--- Entries ---

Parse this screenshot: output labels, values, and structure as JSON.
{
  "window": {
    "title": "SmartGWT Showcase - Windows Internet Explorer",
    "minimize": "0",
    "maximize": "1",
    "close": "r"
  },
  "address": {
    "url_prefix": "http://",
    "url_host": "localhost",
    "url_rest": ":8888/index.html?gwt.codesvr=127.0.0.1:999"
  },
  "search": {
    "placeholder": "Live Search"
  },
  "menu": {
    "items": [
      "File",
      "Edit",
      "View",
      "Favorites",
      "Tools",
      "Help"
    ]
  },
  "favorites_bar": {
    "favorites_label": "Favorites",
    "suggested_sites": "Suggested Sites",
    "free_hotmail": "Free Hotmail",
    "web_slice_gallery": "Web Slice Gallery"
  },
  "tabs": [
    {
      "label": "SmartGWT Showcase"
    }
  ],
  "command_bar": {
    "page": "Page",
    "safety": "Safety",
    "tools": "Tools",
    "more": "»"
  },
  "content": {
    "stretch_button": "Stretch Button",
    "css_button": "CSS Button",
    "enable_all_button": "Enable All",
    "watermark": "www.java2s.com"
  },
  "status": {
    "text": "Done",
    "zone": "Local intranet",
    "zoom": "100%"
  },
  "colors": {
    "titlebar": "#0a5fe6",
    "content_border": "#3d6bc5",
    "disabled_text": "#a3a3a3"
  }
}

---

Exercise:
From the records above, extract every line exactly as it stands.

The output:
Parse this screenshot: output labels, values, and structure as JSON.
{
  "window": {
    "title": "SmartGWT Showcase - Windows Internet Explorer",
    "minimize": "0",
    "maximize": "1",
    "close": "r"
  },
  "address": {
    "url_prefix": "http://",
    "url_host": "localhost",
    "url_rest": ":8888/index.html?gwt.codesvr=127.0.0.1:999"
  },
  "search": {
    "placeholder": "Live Search"
  },
  "menu": {
    "items": [
      "File",
      "Edit",
      "View",
      "Favorites",
      "Tools",
      "Help"
    ]
  },
  "favorites_bar": {
    "favorites_label": "Favorites",
    "suggested_sites": "Suggested Sites",
    "free_hotmail": "Free Hotmail",
    "web_slice_gallery": "Web Slice Gallery"
  },
  "tabs": [
    {
      "label": "SmartGWT Showcase"
    }
  ],
  "command_bar": {
    "page": "Page",
    "safety": "Safety",
    "tools": "Tools",
    "more": "»"
  },
  "content": {
    "stretch_button": "Stretch Button",
    "css_button": "CSS Button",
    "enable_all_button": "Enable All",
    "watermark": "www.java2s.com"
  },
  "status": {
    "text": "Done",
    "zone": "Local intranet",
    "zoom": "100%"
  },
  "colors": {
    "titlebar": "#0a5fe6",
    "content_border": "#3d6bc5",
    "disabled_text": "#a3a3a3"
  }
}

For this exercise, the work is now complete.